Can you transcribe every entry word for word, skipping the images?

======== WORKING DATA

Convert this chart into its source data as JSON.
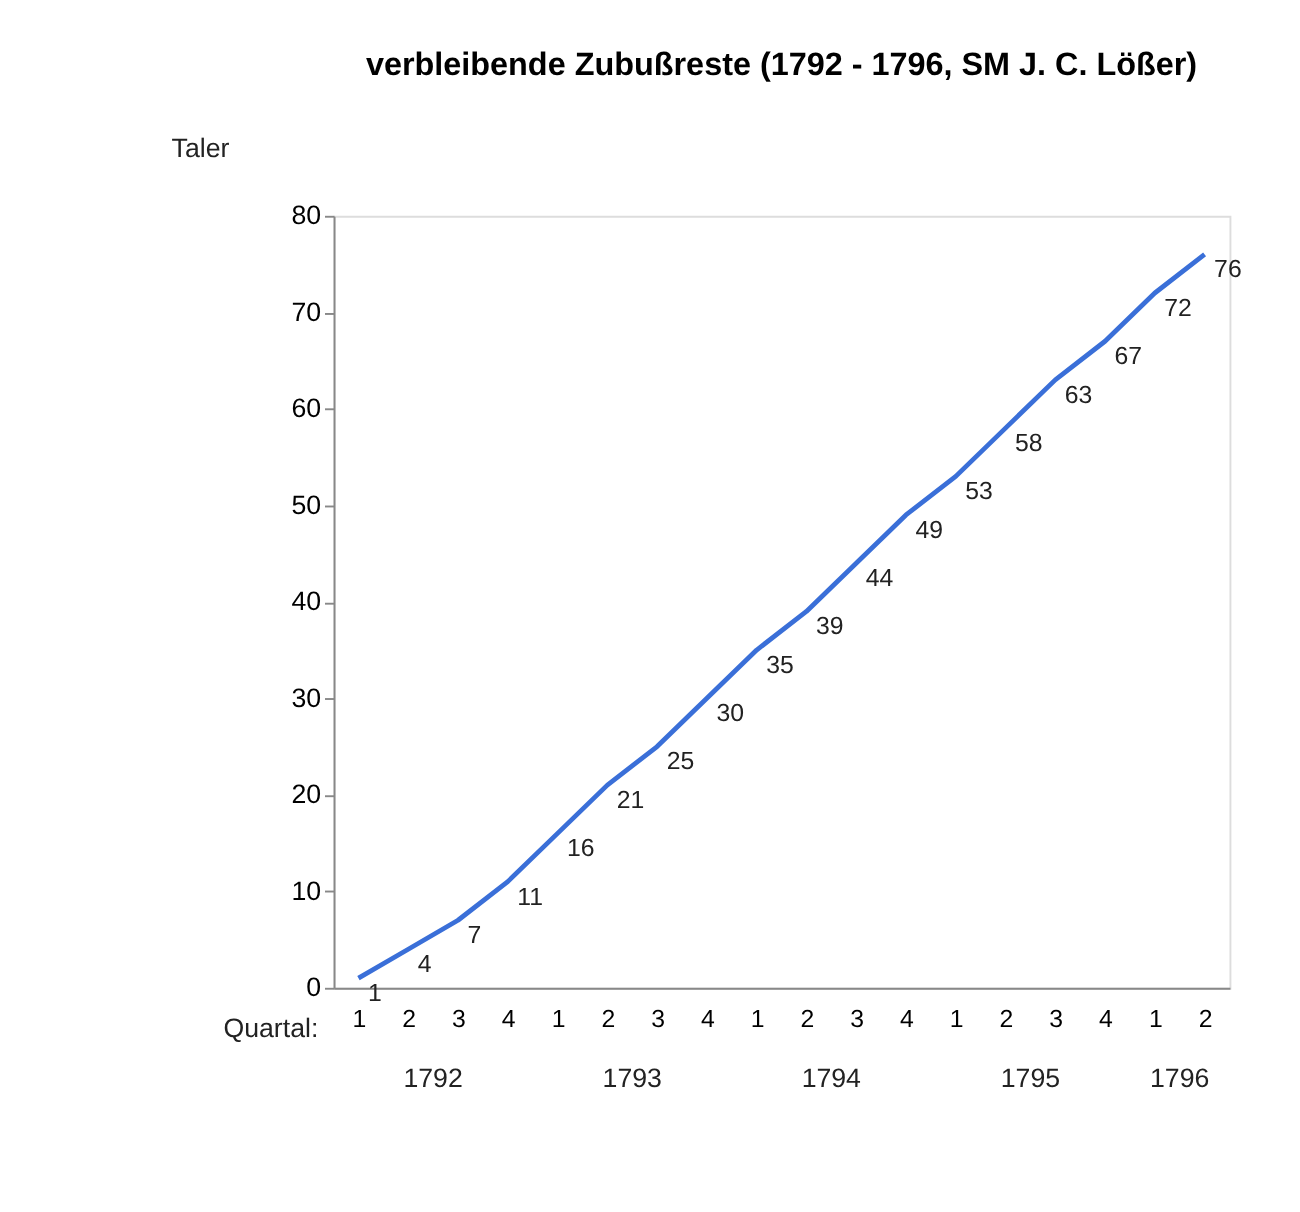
{
  "chart_data": {
    "type": "line",
    "title": "verbleibende Zubußreste (1792 - 1796, SM  J. C. Lößer)",
    "ylabel": "Taler",
    "categories": [
      "1",
      "2",
      "3",
      "4",
      "1",
      "2",
      "3",
      "4",
      "1",
      "2",
      "3",
      "4",
      "1",
      "2",
      "3",
      "4",
      "1",
      "2"
    ],
    "series": [
      {
        "color": "#3a6fd8",
        "values": [
          1,
          4,
          7,
          11,
          16,
          21,
          25,
          30,
          35,
          39,
          44,
          49,
          53,
          58,
          63,
          67,
          72,
          76
        ]
      }
    ],
    "ylim": [
      0,
      80
    ],
    "yticks": [
      0,
      10,
      20,
      30,
      40,
      50,
      60,
      70,
      80
    ],
    "grid": false,
    "data_labels": true,
    "marker": "none",
    "line_style": "solid",
    "annotations": [
      "Quartal:",
      "1792",
      "1793",
      "1794",
      "1795",
      "1796"
    ]
  }
}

================

- FINISHED ANSWER -
Convert this chart into its source data as JSON.
{
  "chart_data": {
    "type": "line",
    "title": "verbleibende Zubußreste (1792 - 1796, SM  J. C. Lößer)",
    "ylabel": "Taler",
    "categories": [
      "1",
      "2",
      "3",
      "4",
      "1",
      "2",
      "3",
      "4",
      "1",
      "2",
      "3",
      "4",
      "1",
      "2",
      "3",
      "4",
      "1",
      "2"
    ],
    "series": [
      {
        "color": "#3a6fd8",
        "values": [
          1,
          4,
          7,
          11,
          16,
          21,
          25,
          30,
          35,
          39,
          44,
          49,
          53,
          58,
          63,
          67,
          72,
          76
        ]
      }
    ],
    "ylim": [
      0,
      80
    ],
    "yticks": [
      0,
      10,
      20,
      30,
      40,
      50,
      60,
      70,
      80
    ],
    "grid": false,
    "data_labels": true,
    "marker": "none",
    "line_style": "solid",
    "annotations": [
      "Quartal:",
      "1792",
      "1793",
      "1794",
      "1795",
      "1796"
    ]
  }
}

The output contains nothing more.